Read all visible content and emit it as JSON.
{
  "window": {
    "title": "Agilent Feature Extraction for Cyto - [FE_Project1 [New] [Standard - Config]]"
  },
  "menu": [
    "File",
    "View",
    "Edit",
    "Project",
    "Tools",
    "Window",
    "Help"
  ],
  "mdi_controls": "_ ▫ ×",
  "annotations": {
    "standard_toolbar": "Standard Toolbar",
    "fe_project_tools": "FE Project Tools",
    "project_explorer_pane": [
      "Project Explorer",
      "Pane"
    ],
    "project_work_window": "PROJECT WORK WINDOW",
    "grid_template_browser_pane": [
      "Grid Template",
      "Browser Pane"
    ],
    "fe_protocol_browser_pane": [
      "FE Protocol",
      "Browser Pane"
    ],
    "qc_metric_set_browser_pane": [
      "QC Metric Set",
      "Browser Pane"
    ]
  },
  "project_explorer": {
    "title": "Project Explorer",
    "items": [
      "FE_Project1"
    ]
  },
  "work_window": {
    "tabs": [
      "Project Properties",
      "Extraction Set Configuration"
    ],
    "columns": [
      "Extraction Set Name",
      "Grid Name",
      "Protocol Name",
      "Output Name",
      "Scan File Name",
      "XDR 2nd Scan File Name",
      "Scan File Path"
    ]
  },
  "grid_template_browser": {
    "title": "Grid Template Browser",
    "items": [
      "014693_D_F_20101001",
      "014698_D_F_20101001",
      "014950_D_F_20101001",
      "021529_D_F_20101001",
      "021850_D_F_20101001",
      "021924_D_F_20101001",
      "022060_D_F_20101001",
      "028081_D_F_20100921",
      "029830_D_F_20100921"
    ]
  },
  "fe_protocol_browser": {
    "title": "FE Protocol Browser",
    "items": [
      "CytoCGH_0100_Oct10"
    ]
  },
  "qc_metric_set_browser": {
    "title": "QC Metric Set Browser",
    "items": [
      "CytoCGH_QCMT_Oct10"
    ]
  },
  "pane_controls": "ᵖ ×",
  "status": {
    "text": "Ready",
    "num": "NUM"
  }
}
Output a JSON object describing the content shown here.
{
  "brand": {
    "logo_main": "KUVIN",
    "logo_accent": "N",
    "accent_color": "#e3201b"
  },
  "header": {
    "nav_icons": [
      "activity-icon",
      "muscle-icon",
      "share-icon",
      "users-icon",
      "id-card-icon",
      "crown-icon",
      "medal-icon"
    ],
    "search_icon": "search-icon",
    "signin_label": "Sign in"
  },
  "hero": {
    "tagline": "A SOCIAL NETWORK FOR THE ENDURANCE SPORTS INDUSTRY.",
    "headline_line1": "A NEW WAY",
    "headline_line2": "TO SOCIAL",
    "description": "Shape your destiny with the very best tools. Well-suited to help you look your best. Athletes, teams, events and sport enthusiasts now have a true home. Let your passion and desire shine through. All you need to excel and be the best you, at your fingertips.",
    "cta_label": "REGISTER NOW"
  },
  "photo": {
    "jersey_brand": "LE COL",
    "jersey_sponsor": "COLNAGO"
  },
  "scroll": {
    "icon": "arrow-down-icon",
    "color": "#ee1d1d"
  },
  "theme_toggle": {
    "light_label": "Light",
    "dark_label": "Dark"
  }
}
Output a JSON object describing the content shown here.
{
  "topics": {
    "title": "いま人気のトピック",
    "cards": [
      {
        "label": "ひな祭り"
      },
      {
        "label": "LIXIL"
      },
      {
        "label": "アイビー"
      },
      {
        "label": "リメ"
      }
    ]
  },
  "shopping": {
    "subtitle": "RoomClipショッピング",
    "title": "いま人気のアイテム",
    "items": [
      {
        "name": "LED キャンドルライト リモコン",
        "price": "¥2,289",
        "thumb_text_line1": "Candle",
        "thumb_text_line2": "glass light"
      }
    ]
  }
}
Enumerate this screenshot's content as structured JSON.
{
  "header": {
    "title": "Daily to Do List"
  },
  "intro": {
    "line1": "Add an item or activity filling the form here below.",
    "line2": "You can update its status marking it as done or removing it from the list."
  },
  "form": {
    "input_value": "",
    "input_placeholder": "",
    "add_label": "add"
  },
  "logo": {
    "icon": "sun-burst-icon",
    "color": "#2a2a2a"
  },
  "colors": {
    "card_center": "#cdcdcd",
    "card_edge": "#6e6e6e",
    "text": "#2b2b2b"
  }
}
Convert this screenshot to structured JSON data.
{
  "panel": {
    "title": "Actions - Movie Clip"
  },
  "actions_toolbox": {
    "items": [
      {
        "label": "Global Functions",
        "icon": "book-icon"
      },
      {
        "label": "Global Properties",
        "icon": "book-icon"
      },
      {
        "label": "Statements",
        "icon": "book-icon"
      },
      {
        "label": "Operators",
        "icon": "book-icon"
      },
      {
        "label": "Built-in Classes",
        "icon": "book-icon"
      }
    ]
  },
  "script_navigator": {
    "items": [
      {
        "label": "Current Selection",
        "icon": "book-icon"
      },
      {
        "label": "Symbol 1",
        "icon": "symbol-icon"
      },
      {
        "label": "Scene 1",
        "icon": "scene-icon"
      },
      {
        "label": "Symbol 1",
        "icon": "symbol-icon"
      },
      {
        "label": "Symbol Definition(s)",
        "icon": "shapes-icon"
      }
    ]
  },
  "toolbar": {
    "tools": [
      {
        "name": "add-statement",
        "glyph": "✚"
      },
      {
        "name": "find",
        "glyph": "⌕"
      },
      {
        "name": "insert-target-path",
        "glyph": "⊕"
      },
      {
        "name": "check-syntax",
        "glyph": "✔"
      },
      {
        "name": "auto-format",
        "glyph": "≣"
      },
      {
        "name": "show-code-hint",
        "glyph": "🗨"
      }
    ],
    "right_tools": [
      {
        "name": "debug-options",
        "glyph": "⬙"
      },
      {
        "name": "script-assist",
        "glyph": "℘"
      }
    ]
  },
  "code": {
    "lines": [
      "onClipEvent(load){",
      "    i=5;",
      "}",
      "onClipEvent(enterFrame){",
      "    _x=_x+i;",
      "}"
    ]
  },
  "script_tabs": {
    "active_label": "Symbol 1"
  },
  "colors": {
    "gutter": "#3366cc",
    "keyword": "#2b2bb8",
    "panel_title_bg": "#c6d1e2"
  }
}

WHAT THIS TASK INVOLVES
Print the whole listing exactly as it is.

FINISHED TASK
Read all visible content and emit it as JSON.
{
  "window": {
    "title": "Agilent Feature Extraction for Cyto - [FE_Project1 [New] [Standard - Config]]"
  },
  "menu": [
    "File",
    "View",
    "Edit",
    "Project",
    "Tools",
    "Window",
    "Help"
  ],
  "mdi_controls": "_ ▫ ×",
  "annotations": {
    "standard_toolbar": "Standard Toolbar",
    "fe_project_tools": "FE Project Tools",
    "project_explorer_pane": [
      "Project Explorer",
      "Pane"
    ],
    "project_work_window": "PROJECT WORK WINDOW",
    "grid_template_browser_pane": [
      "Grid Template",
      "Browser Pane"
    ],
    "fe_protocol_browser_pane": [
      "FE Protocol",
      "Browser Pane"
    ],
    "qc_metric_set_browser_pane": [
      "QC Metric Set",
      "Browser Pane"
    ]
  },
  "project_explorer": {
    "title": "Project Explorer",
    "items": [
      "FE_Project1"
    ]
  },
  "work_window": {
    "tabs": [
      "Project Properties",
      "Extraction Set Configuration"
    ],
    "columns": [
      "Extraction Set Name",
      "Grid Name",
      "Protocol Name",
      "Output Name",
      "Scan File Name",
      "XDR 2nd Scan File Name",
      "Scan File Path"
    ]
  },
  "grid_template_browser": {
    "title": "Grid Template Browser",
    "items": [
      "014693_D_F_20101001",
      "014698_D_F_20101001",
      "014950_D_F_20101001",
      "021529_D_F_20101001",
      "021850_D_F_20101001",
      "021924_D_F_20101001",
      "022060_D_F_20101001",
      "028081_D_F_20100921",
      "029830_D_F_20100921"
    ]
  },
  "fe_protocol_browser": {
    "title": "FE Protocol Browser",
    "items": [
      "CytoCGH_0100_Oct10"
    ]
  },
  "qc_metric_set_browser": {
    "title": "QC Metric Set Browser",
    "items": [
      "CytoCGH_QCMT_Oct10"
    ]
  },
  "pane_controls": "ᵖ ×",
  "status": {
    "text": "Ready",
    "num": "NUM"
  }
}
Output a JSON object describing the content shown here.
{
  "brand": {
    "logo_main": "KUVIN",
    "logo_accent": "N",
    "accent_color": "#e3201b"
  },
  "header": {
    "nav_icons": [
      "activity-icon",
      "muscle-icon",
      "share-icon",
      "users-icon",
      "id-card-icon",
      "crown-icon",
      "medal-icon"
    ],
    "search_icon": "search-icon",
    "signin_label": "Sign in"
  },
  "hero": {
    "tagline": "A SOCIAL NETWORK FOR THE ENDURANCE SPORTS INDUSTRY.",
    "headline_line1": "A NEW WAY",
    "headline_line2": "TO SOCIAL",
    "description": "Shape your destiny with the very best tools. Well-suited to help you look your best. Athletes, teams, events and sport enthusiasts now have a true home. Let your passion and desire shine through. All you need to excel and be the best you, at your fingertips.",
    "cta_label": "REGISTER NOW"
  },
  "photo": {
    "jersey_brand": "LE COL",
    "jersey_sponsor": "COLNAGO"
  },
  "scroll": {
    "icon": "arrow-down-icon",
    "color": "#ee1d1d"
  },
  "theme_toggle": {
    "light_label": "Light",
    "dark_label": "Dark"
  }
}
Output a JSON object describing the content shown here.
{
  "topics": {
    "title": "いま人気のトピック",
    "cards": [
      {
        "label": "ひな祭り"
      },
      {
        "label": "LIXIL"
      },
      {
        "label": "アイビー"
      },
      {
        "label": "リメ"
      }
    ]
  },
  "shopping": {
    "subtitle": "RoomClipショッピング",
    "title": "いま人気のアイテム",
    "items": [
      {
        "name": "LED キャンドルライト リモコン",
        "price": "¥2,289",
        "thumb_text_line1": "Candle",
        "thumb_text_line2": "glass light"
      }
    ]
  }
}
Enumerate this screenshot's content as structured JSON.
{
  "header": {
    "title": "Daily to Do List"
  },
  "intro": {
    "line1": "Add an item or activity filling the form here below.",
    "line2": "You can update its status marking it as done or removing it from the list."
  },
  "form": {
    "input_value": "",
    "input_placeholder": "",
    "add_label": "add"
  },
  "logo": {
    "icon": "sun-burst-icon",
    "color": "#2a2a2a"
  },
  "colors": {
    "card_center": "#cdcdcd",
    "card_edge": "#6e6e6e",
    "text": "#2b2b2b"
  }
}
Convert this screenshot to structured JSON data.
{
  "panel": {
    "title": "Actions - Movie Clip"
  },
  "actions_toolbox": {
    "items": [
      {
        "label": "Global Functions",
        "icon": "book-icon"
      },
      {
        "label": "Global Properties",
        "icon": "book-icon"
      },
      {
        "label": "Statements",
        "icon": "book-icon"
      },
      {
        "label": "Operators",
        "icon": "book-icon"
      },
      {
        "label": "Built-in Classes",
        "icon": "book-icon"
      }
    ]
  },
  "script_navigator": {
    "items": [
      {
        "label": "Current Selection",
        "icon": "book-icon"
      },
      {
        "label": "Symbol 1",
        "icon": "symbol-icon"
      },
      {
        "label": "Scene 1",
        "icon": "scene-icon"
      },
      {
        "label": "Symbol 1",
        "icon": "symbol-icon"
      },
      {
        "label": "Symbol Definition(s)",
        "icon": "shapes-icon"
      }
    ]
  },
  "toolbar": {
    "tools": [
      {
        "name": "add-statement",
        "glyph": "✚"
      },
      {
        "name": "find",
        "glyph": "⌕"
      },
      {
        "name": "insert-target-path",
        "glyph": "⊕"
      },
      {
        "name": "check-syntax",
        "glyph": "✔"
      },
      {
        "name": "auto-format",
        "glyph": "≣"
      },
      {
        "name": "show-code-hint",
        "glyph": "🗨"
      }
    ],
    "right_tools": [
      {
        "name": "debug-options",
        "glyph": "⬙"
      },
      {
        "name": "script-assist",
        "glyph": "℘"
      }
    ]
  },
  "code": {
    "lines": [
      "onClipEvent(load){",
      "    i=5;",
      "}",
      "onClipEvent(enterFrame){",
      "    _x=_x+i;",
      "}"
    ]
  },
  "script_tabs": {
    "active_label": "Symbol 1"
  },
  "colors": {
    "gutter": "#3366cc",
    "keyword": "#2b2bb8",
    "panel_title_bg": "#c6d1e2"
  }
}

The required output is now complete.